*Prompt:* Pick out each line below containing "大人做功多".

━━━━━━━━

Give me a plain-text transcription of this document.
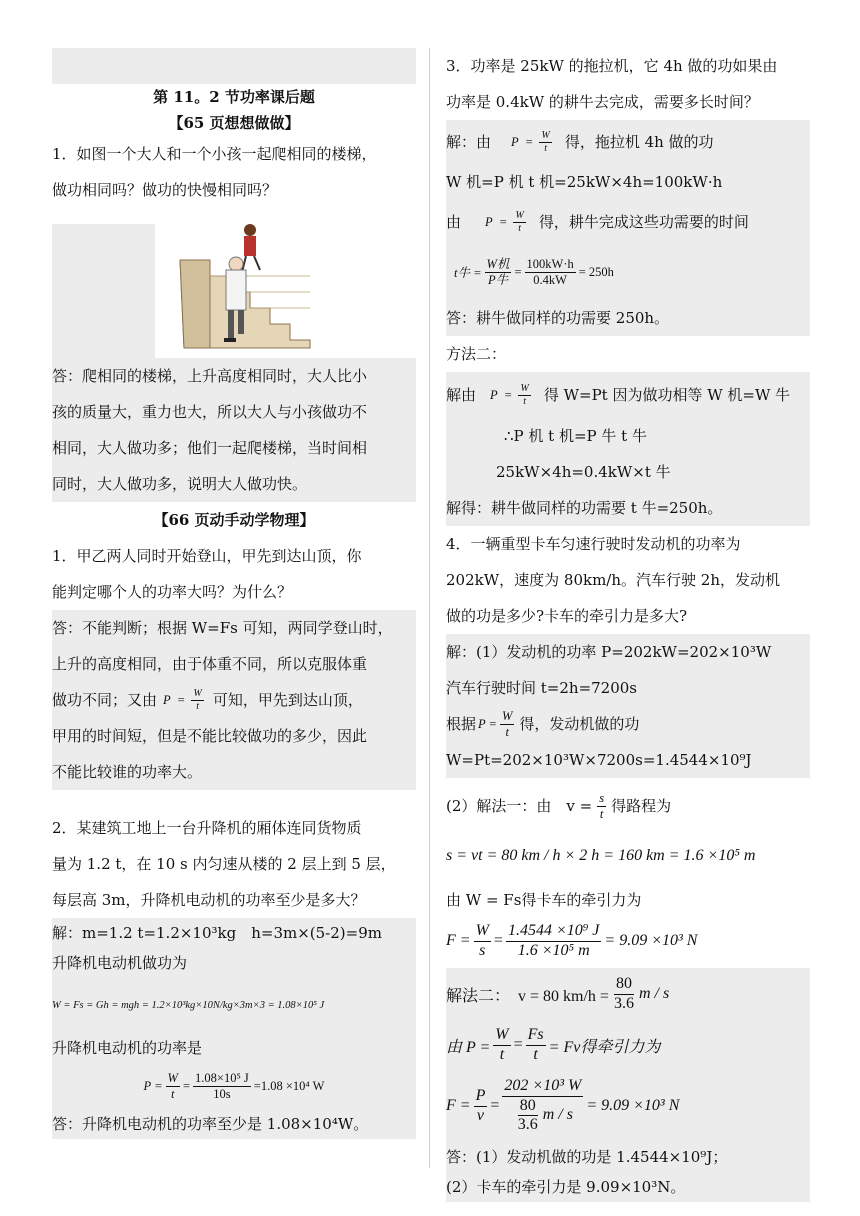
第 11。2 节功率课后题

【65 页想想做做】

1．如图一个大人和一个小孩一起爬相同的楼梯，

做功相同吗？做功的快慢相同吗？

答：爬相同的楼梯，上升高度相同时，大人比小

孩的质量大，重力也大，所以大人与小孩做功不

相同，大人做功多；他们一起爬楼梯，当时间相

同时，大人做功多，说明大人做功快。

【66 页动手动学物理】

1．甲乙两人同时开始登山，甲先到达山顶，你

能判定哪个人的功率大吗？为什么？

答：不能判断；根据 W=Fs 可知，两同学登山时，

上升的高度相同，由于体重不同，所以克服体重

做功不同；又由 $P = \frac{W}{t}$ 可知，甲先到达山顶，

甲用的时间短，但是不能比较做功的多少，因此

不能比较谁的功率大。

2．某建筑工地上一台升降机的厢体连同货物质

量为 1.2 t，在 10 s 内匀速从楼的 2 层上到 5 层，

每层高 3m，升降机电动机的功率至少是多大？

解：m=1.2 t=1.2×10³kg　h=3m×(5-2)=9m

升降机电动机做功为

W = Fs = Gh = mgh = 1.2×10³kg×10N/kg×3m×3 = 1.08×10⁵ J

升降机电动机的功率是

$P = \frac{W}{t} = \frac{\text{1.08×10⁵ J}}{10s} =1.08 \times 10^4$ W

答：升降机电动机的功率至少是 1.08×10⁴W。

3．功率是 25kW 的拖拉机，它 4h 做的功如果由

功率是 0.4kW 的耕牛去完成，需要多长时间？

解：由 $P = \frac{W}{t}$ 得，拖拉机 4h 做的功

W 机=P 机 t 机=25kW×4h=100kW·h

由 $P = \frac{W}{t}$ 得，耕牛完成这些功需要的时间

t牛 = $\frac{\text{W机}}{\text{P牛}} = \frac{100kW\cdot h}{0.4kW} = 250h$

答：耕牛做同样的功需要 250h。

方法二：

解由 $P = \frac{W}{t}$ 得 W=Pt 因为做功相等 W 机=W 牛

∴P 机 t 机=P 牛 t 牛

25kW×4h=0.4kW×t 牛

解得：耕牛做同样的功需要 t 牛=250h。

4．一辆重型卡车匀速行驶时发动机的功率为

202kW，速度为 80km/h。汽车行驶 2h，发动机

做的功是多少?卡车的牵引力是多大?

解：(1）发动机的功率 P=202kW=202×10³W

汽车行驶时间 t=2h=7200s

根据 $P = \frac{W}{t}$ 得，发动机做的功

W=Pt=202×10³W×7200s=1.4544×10⁹J

(2）解法一：由　$v = \frac{s}{t}$ 得路程为

s = vt = 80 km / h × 2 h = 160 km = 1.6 ×10⁵ m

由 W = Fs得卡车的牵引力为

$F = \frac{W}{s} = \frac{\text{1.4544 ×10⁹ J}}{\text{1.6 ×10⁵ m}} = 9.09 \times 10^3$ N
解法二：　v = 80 $km/h = \frac{80}{3.6}$ m / s
由 $P = \frac{W}{t} = \frac{Fs}{t} = Fv$得牵引力为
$F = \frac{P}{v} = \frac{\text{202 ×10³ W}}{\frac{80}{3.6} m / s} = 9.09 \times 10^3$ N

答：(1）发动机做的功是 1.4544×10⁹J；

(2）卡车的牵引力是 9.09×10³N。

━━━━━━━━

*Response to the task:*
相同，大人做功多；他们一起爬楼梯，当时间相
同时，大人做功多，说明大人做功快。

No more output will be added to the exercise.